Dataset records
Start
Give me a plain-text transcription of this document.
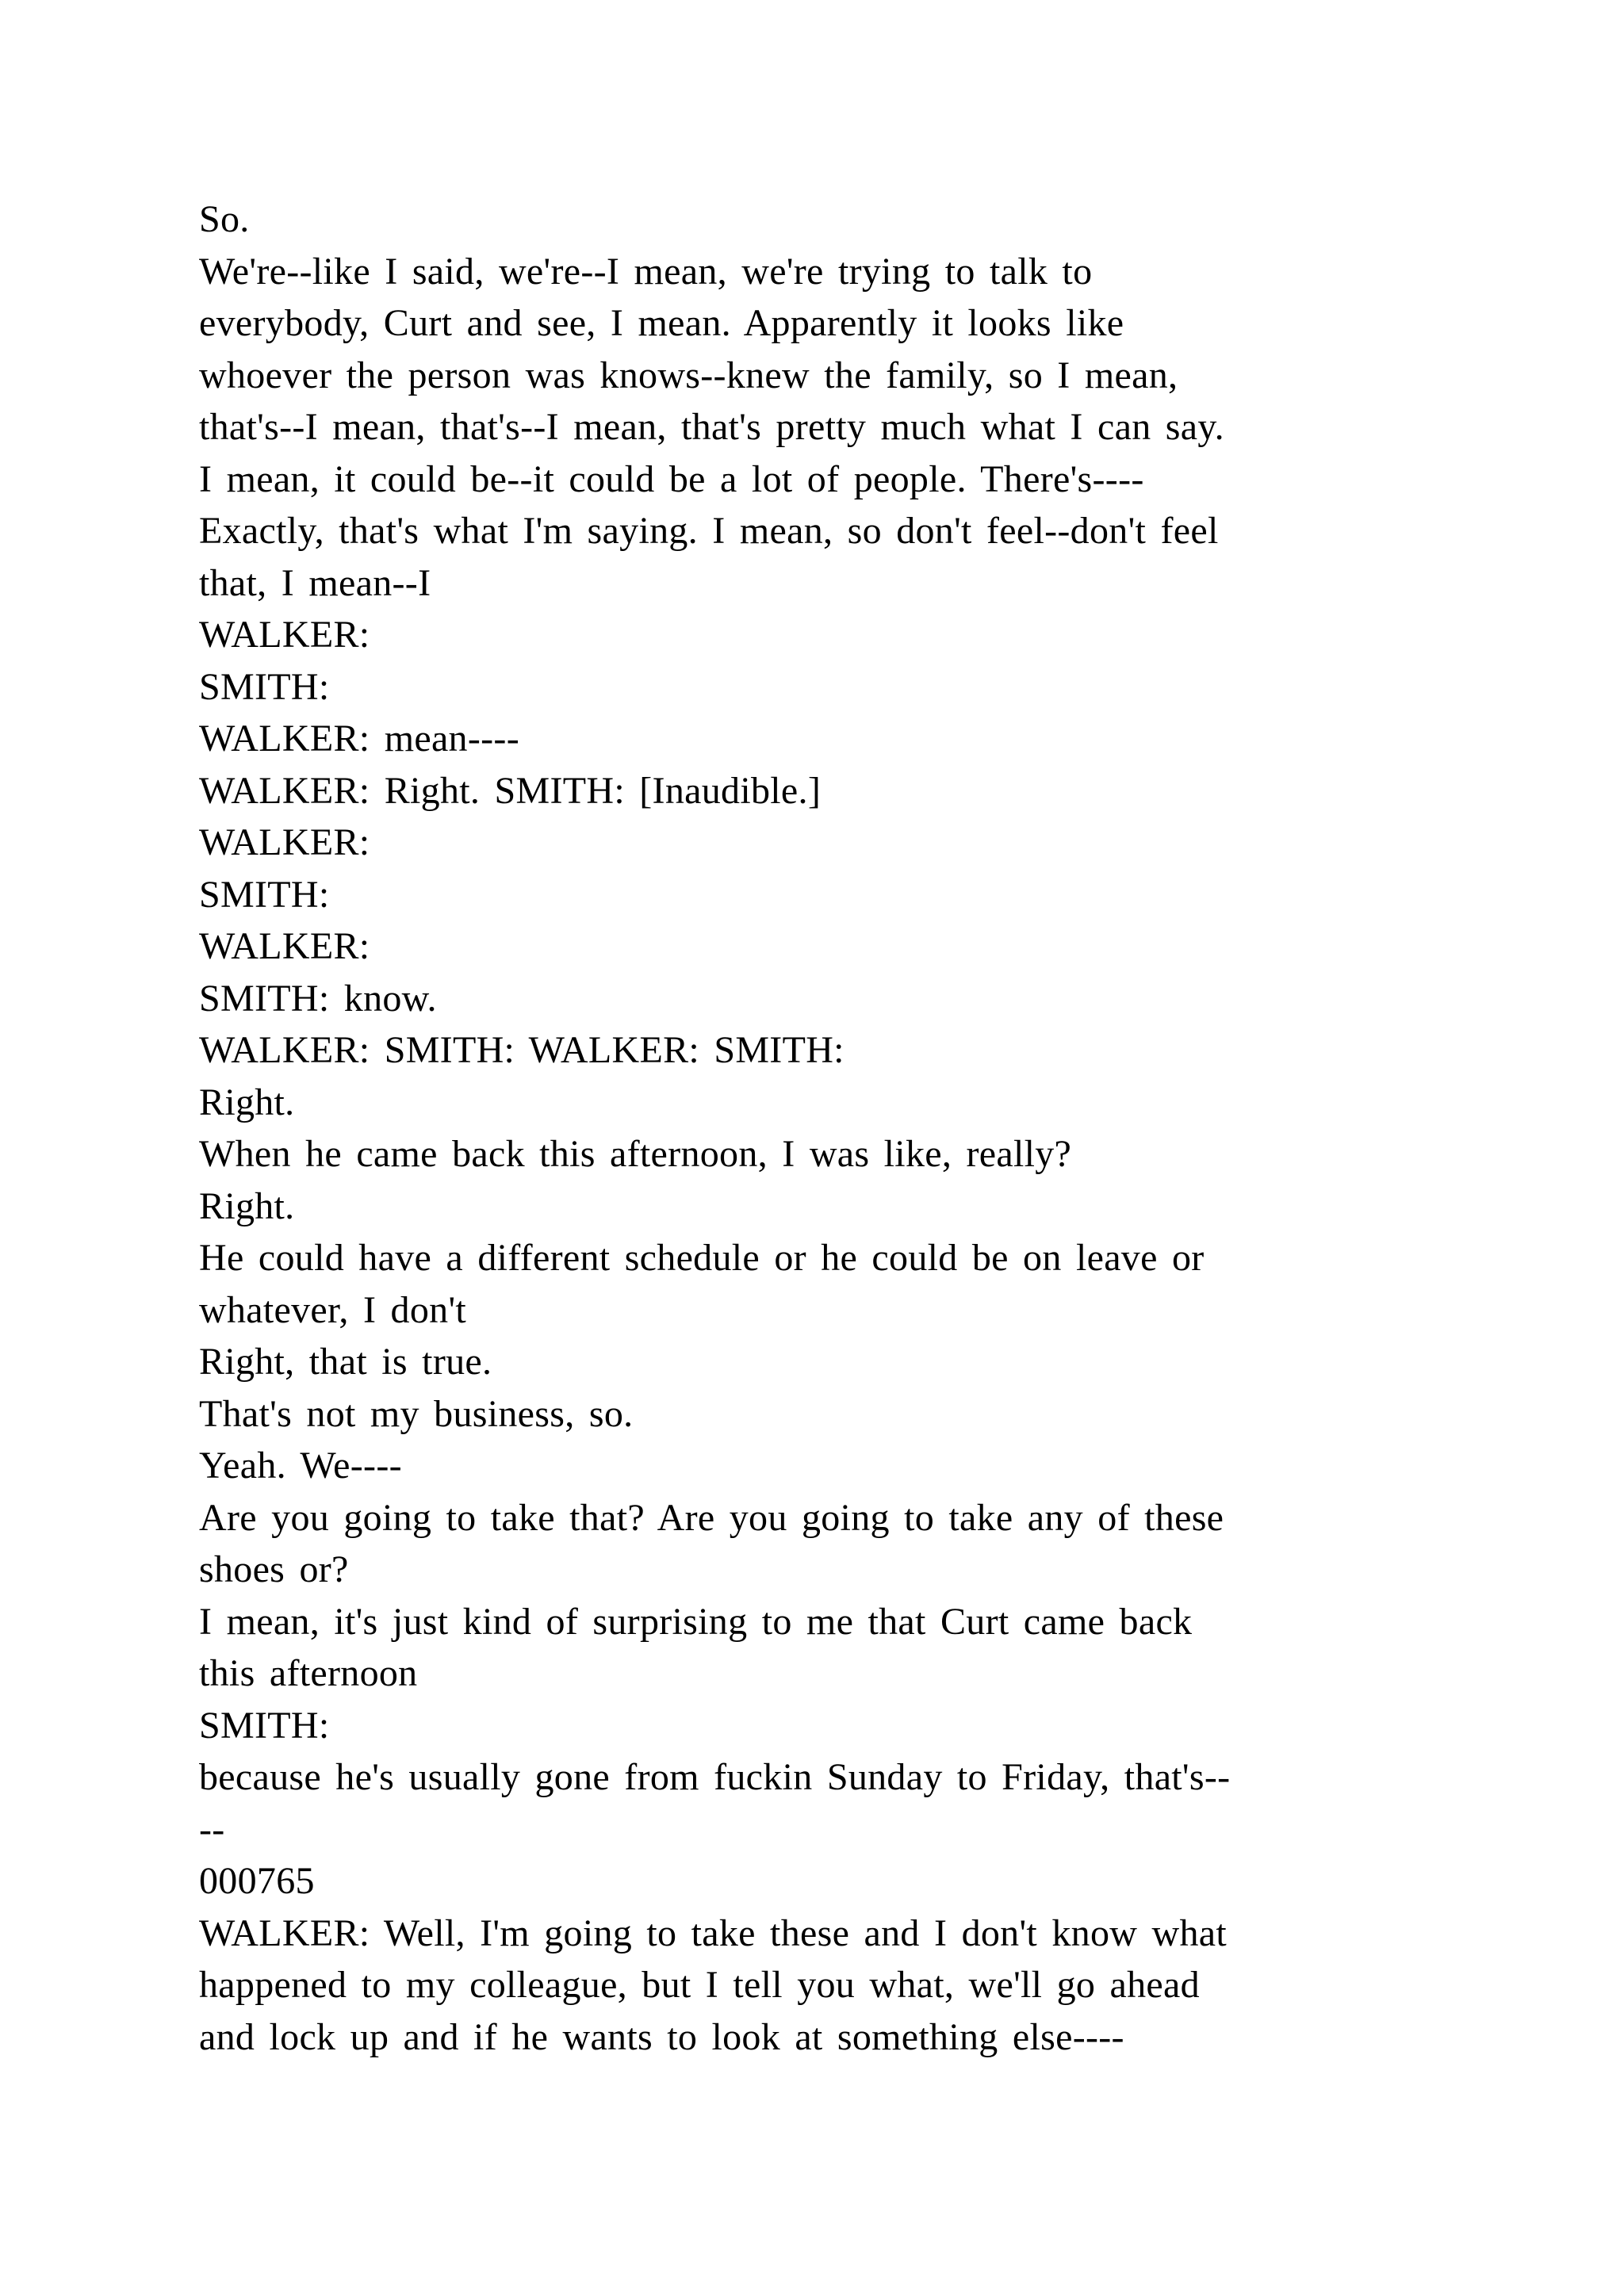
So.
We're--like I said, we're--I mean, we're trying to talk to
everybody, Curt and see, I mean. Apparently it looks like
whoever the person was knows--knew the family, so I mean,
that's--I mean, that's--I mean, that's pretty much what I can say.
I mean, it could be--it could be a lot of people. There's----
Exactly, that's what I'm saying. I mean, so don't feel--don't feel
that, I mean--I
WALKER:
SMITH:
WALKER: mean----
WALKER: Right. SMITH: [Inaudible.]
WALKER:
SMITH:
WALKER:
SMITH: know.
WALKER: SMITH: WALKER: SMITH:
Right.
When he came back this afternoon, I was like, really?
Right.
He could have a different schedule or he could be on leave or
whatever, I don't
Right, that is true.
That's not my business, so.
Yeah. We----
Are you going to take that? Are you going to take any of these
shoes or?
I mean, it's just kind of surprising to me that Curt came back
this afternoon
SMITH:
because he's usually gone from fuckin Sunday to Friday, that's--
--
000765
WALKER: Well, I'm going to take these and I don't know what
happened to my colleague, but I tell you what, we'll go ahead
and lock up and if he wants to look at something else----
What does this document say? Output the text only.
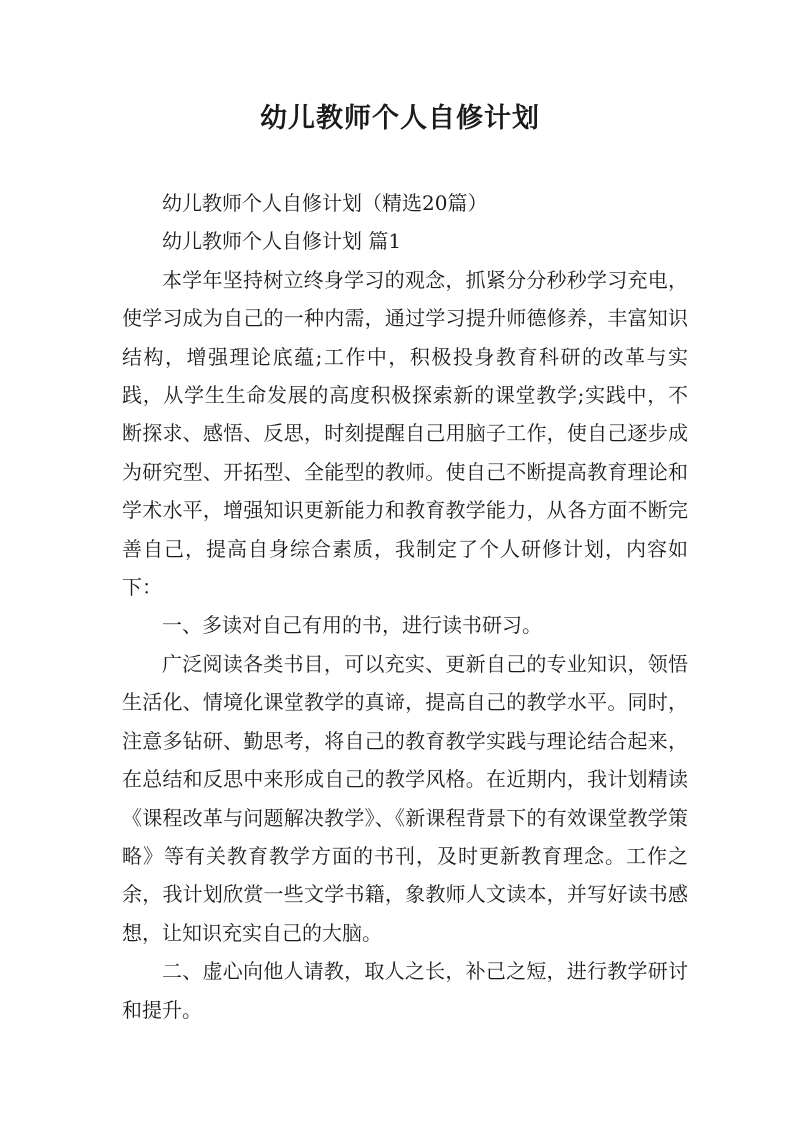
幼儿教师个人自修计划

幼儿教师个人自修计划（精选20篇）

幼儿教师个人自修计划 篇1

本学年坚持树立终身学习的观念，抓紧分分秒秒学习充电，使学习成为自己的一种内需，通过学习提升师德修养，丰富知识结构，增强理论底蕴;工作中，积极投身教育科研的改革与实践，从学生生命发展的高度积极探索新的课堂教学;实践中，不断探求、感悟、反思，时刻提醒自己用脑子工作，使自己逐步成为研究型、开拓型、全能型的教师。使自己不断提高教育理论和学术水平，增强知识更新能力和教育教学能力，从各方面不断完善自己，提高自身综合素质，我制定了个人研修计划，内容如下：

一、多读对自己有用的书，进行读书研习。

广泛阅读各类书目，可以充实、更新自己的专业知识，领悟生活化、情境化课堂教学的真谛，提高自己的教学水平。同时，注意多钻研、勤思考，将自己的教育教学实践与理论结合起来，在总结和反思中来形成自己的教学风格。在近期内，我计划精读《课程改革与问题解决教学》、《新课程背景下的有效课堂教学策略》等有关教育教学方面的书刊，及时更新教育理念。工作之余，我计划欣赏一些文学书籍，象教师人文读本，并写好读书感想，让知识充实自己的大脑。

二、虚心向他人请教，取人之长，补己之短，进行教学研讨和提升。
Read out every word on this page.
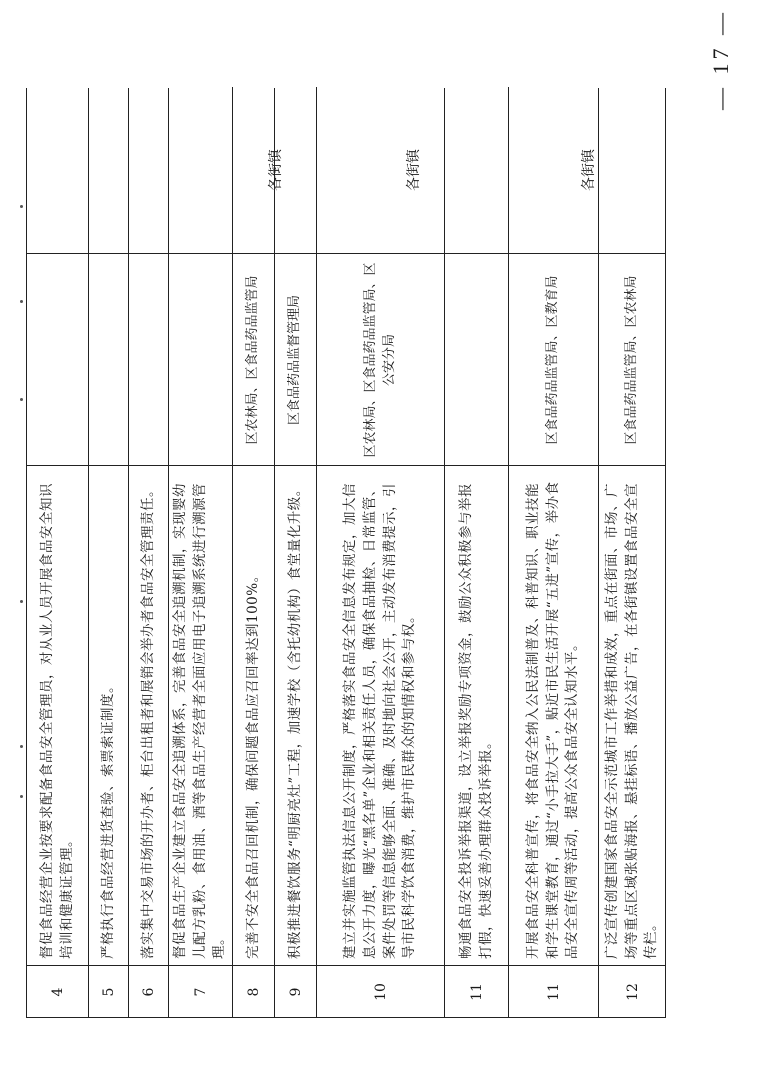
4
督促食品经营企业按要求配备食品安全管理员，对从业人员开展食品安全知识培训和健康证管理。
5
严格执行食品经营进货查验、索票索证制度。
6
落实集中交易市场的开办者、柜台出租者和展销会举办者食品安全管理责任。
7
督促食品生产企业建立食品安全追溯体系，完善食品安全追溯机制，实现婴幼儿配方乳粉、食用油、酒等食品生产经营者全面应用电子追溯系统进行溯源管理。
8
完善不安全食品召回机制，确保问题食品应召回率达到100%。
区农林局、区食品药品监管局
9
积极推进餐饮服务“明厨亮灶”工程，加速学校（含托幼机构）食堂量化升级。
区食品药品监督管理局
10
建立并实施监管执法信息公开制度，严格落实食品安全信息发布规定，加大信息公开力度，曝光“黑名单”企业和相关责任人员，确保食品抽检、日常监管、案件处罚等信息能够全面、准确、及时地向社会公开，主动发布消费提示，引导市民科学饮食消费，维护市民群众的知情权和参与权。
区农林局、区食品药品监管局、区公安分局
11
畅通食品安全投诉举报渠道，设立举报奖励专项资金，鼓励公众积极参与举报打假，快速妥善办理群众投诉举报。
11
开展食品安全科普宣传，将食品安全纳入公民法制普及、科普知识、职业技能和学生课堂教育，通过“小手拉大手”，贴近市民生活开展“五进”宣传，举办食品安全宣传周等活动，提高公众食品安全认知水平。
区食品药品监管局、区教育局
12
广泛宣传创建国家食品安全示范城市工作举措和成效，重点在街面、市场、广场等重点区域张贴海报、悬挂标语、播放公益广告，在各街镇设置食品安全宣传栏。
区食品药品监管局、区农林局
各街镇	各街镇	各街镇
— 17 —
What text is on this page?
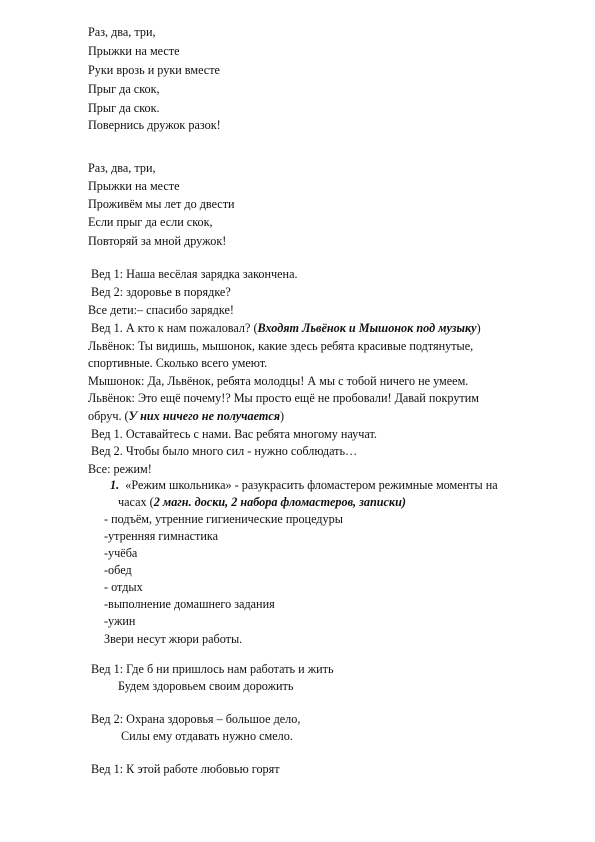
Раз, два, три,
Прыжки на месте
Руки врозь и руки вместе
Прыг да скок,
Прыг да скок.
Повернись дружок разок!
Раз, два, три,
Прыжки на месте
Проживём мы лет до двести
Если прыг да если скок,
Повторяй за мной дружок!
Вед 1: Наша весёлая зарядка закончена.
Вед 2: здоровье в порядке?
Все дети:– спасибо зарядке!
Вед 1. А кто к нам пожаловал? (Входят Львёнок и Мышонок под музыку)
Львёнок: Ты видишь, мышонок, какие здесь ребята красивые подтянутые,
спортивные. Сколько всего умеют.
Мышонок: Да, Львёнок, ребята молодцы! А мы с тобой ничего не умеем.
Львёнок: Это ещё почему!? Мы просто ещё не пробовали! Давай покрутим
обруч. (У них ничего не получается)
Вед 1. Оставайтесь с нами. Вас ребята многому научат.
Вед 2. Чтобы было много сил - нужно соблюдать…
Все: режим!
1. «Режим школьника» - разукрасить фломастером режимные моменты на
часах (2 магн. доски, 2 набора фломастеров, записки)
- подъём, утренние гигиенические процедуры
-утренняя гимнастика
-учёба
-обед
- отдых
-выполнение домашнего задания
-ужин
Звери несут жюри работы.
Вед 1: Где б ни пришлось нам работать и жить
Будем здоровьем своим дорожить
Вед 2: Охрана здоровья – большое дело,
Силы ему отдавать нужно смело.
Вед 1: К этой работе любовью горят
End
The records above are to be reproduced exactly; the pictures are to be left out.

Give me a plain-text transcription of this document.
So.
We're--like I said, we're--I mean, we're trying to talk to
everybody, Curt and see, I mean. Apparently it looks like
whoever the person was knows--knew the family, so I mean,
that's--I mean, that's--I mean, that's pretty much what I can say.
I mean, it could be--it could be a lot of people. There's----
Exactly, that's what I'm saying. I mean, so don't feel--don't feel
that, I mean--I
WALKER:
SMITH:
WALKER: mean----
WALKER: Right. SMITH: [Inaudible.]
WALKER:
SMITH:
WALKER:
SMITH: know.
WALKER: SMITH: WALKER: SMITH:
Right.
When he came back this afternoon, I was like, really?
Right.
He could have a different schedule or he could be on leave or
whatever, I don't
Right, that is true.
That's not my business, so.
Yeah. We----
Are you going to take that? Are you going to take any of these
shoes or?
I mean, it's just kind of surprising to me that Curt came back
this afternoon
SMITH:
because he's usually gone from fuckin Sunday to Friday, that's--
--
000765
WALKER: Well, I'm going to take these and I don't know what
happened to my colleague, but I tell you what, we'll go ahead
and lock up and if he wants to look at something else----
What does this document say? Output the text only.
幼儿教师个人自修计划

幼儿教师个人自修计划（精选20篇）

幼儿教师个人自修计划 篇1

本学年坚持树立终身学习的观念，抓紧分分秒秒学习充电，使学习成为自己的一种内需，通过学习提升师德修养，丰富知识结构，增强理论底蕴;工作中，积极投身教育科研的改革与实践，从学生生命发展的高度积极探索新的课堂教学;实践中，不断探求、感悟、反思，时刻提醒自己用脑子工作，使自己逐步成为研究型、开拓型、全能型的教师。使自己不断提高教育理论和学术水平，增强知识更新能力和教育教学能力，从各方面不断完善自己，提高自身综合素质，我制定了个人研修计划，内容如下：

一、多读对自己有用的书，进行读书研习。

广泛阅读各类书目，可以充实、更新自己的专业知识，领悟生活化、情境化课堂教学的真谛，提高自己的教学水平。同时，注意多钻研、勤思考，将自己的教育教学实践与理论结合起来，在总结和反思中来形成自己的教学风格。在近期内，我计划精读《课程改革与问题解决教学》、《新课程背景下的有效课堂教学策略》等有关教育教学方面的书刊，及时更新教育理念。工作之余，我计划欣赏一些文学书籍，象教师人文读本，并写好读书感想，让知识充实自己的大脑。

二、虚心向他人请教，取人之长，补己之短，进行教学研讨和提升。
Read out every word on this page.
4
督促食品经营企业按要求配备食品安全管理员，对从业人员开展食品安全知识培训和健康证管理。
5
严格执行食品经营进货查验、索票索证制度。
6
落实集中交易市场的开办者、柜台出租者和展销会举办者食品安全管理责任。
7
督促食品生产企业建立食品安全追溯体系，完善食品安全追溯机制，实现婴幼儿配方乳粉、食用油、酒等食品生产经营者全面应用电子追溯系统进行溯源管理。
8
完善不安全食品召回机制，确保问题食品应召回率达到100%。
区农林局、区食品药品监管局
9
积极推进餐饮服务“明厨亮灶”工程，加速学校（含托幼机构）食堂量化升级。
区食品药品监督管理局
10
建立并实施监管执法信息公开制度，严格落实食品安全信息发布规定，加大信息公开力度，曝光“黑名单”企业和相关责任人员，确保食品抽检、日常监管、案件处罚等信息能够全面、准确、及时地向社会公开，主动发布消费提示，引导市民科学饮食消费，维护市民群众的知情权和参与权。
区农林局、区食品药品监管局、区公安分局
11
畅通食品安全投诉举报渠道，设立举报奖励专项资金，鼓励公众积极参与举报打假，快速妥善办理群众投诉举报。
11
开展食品安全科普宣传，将食品安全纳入公民法制普及、科普知识、职业技能和学生课堂教育，通过“小手拉大手”，贴近市民生活开展“五进”宣传，举办食品安全宣传周等活动，提高公众食品安全认知水平。
区食品药品监管局、区教育局
12
广泛宣传创建国家食品安全示范城市工作举措和成效，重点在街面、市场、广场等重点区域张贴海报、悬挂标语、播放公益广告，在各街镇设置食品安全宣传栏。
区食品药品监管局、区农林局
各街镇	各街镇	各街镇
— 17 —
What text is on this page?
Раз, два, три,
Прыжки на месте
Руки врозь и руки вместе
Прыг да скок,
Прыг да скок.
Повернись дружок разок!
Раз, два, три,
Прыжки на месте
Проживём мы лет до двести
Если прыг да если скок,
Повторяй за мной дружок!
Вед 1: Наша весёлая зарядка закончена.
Вед 2: здоровье в порядке?
Все дети:– спасибо зарядке!
Вед 1. А кто к нам пожаловал? (Входят Львёнок и Мышонок под музыку)
Львёнок: Ты видишь, мышонок, какие здесь ребята красивые подтянутые,
спортивные. Сколько всего умеют.
Мышонок: Да, Львёнок, ребята молодцы! А мы с тобой ничего не умеем.
Львёнок: Это ещё почему!? Мы просто ещё не пробовали! Давай покрутим
обруч. (У них ничего не получается)
Вед 1. Оставайтесь с нами. Вас ребята многому научат.
Вед 2. Чтобы было много сил - нужно соблюдать…
Все: режим!
1. «Режим школьника» - разукрасить фломастером режимные моменты на
часах (2 магн. доски, 2 набора фломастеров, записки)
- подъём, утренние гигиенические процедуры
-утренняя гимнастика
-учёба
-обед
- отдых
-выполнение домашнего задания
-ужин
Звери несут жюри работы.
Вед 1: Где б ни пришлось нам работать и жить
Будем здоровьем своим дорожить
Вед 2: Охрана здоровья – большое дело,
Силы ему отдавать нужно смело.
Вед 1: К этой работе любовью горят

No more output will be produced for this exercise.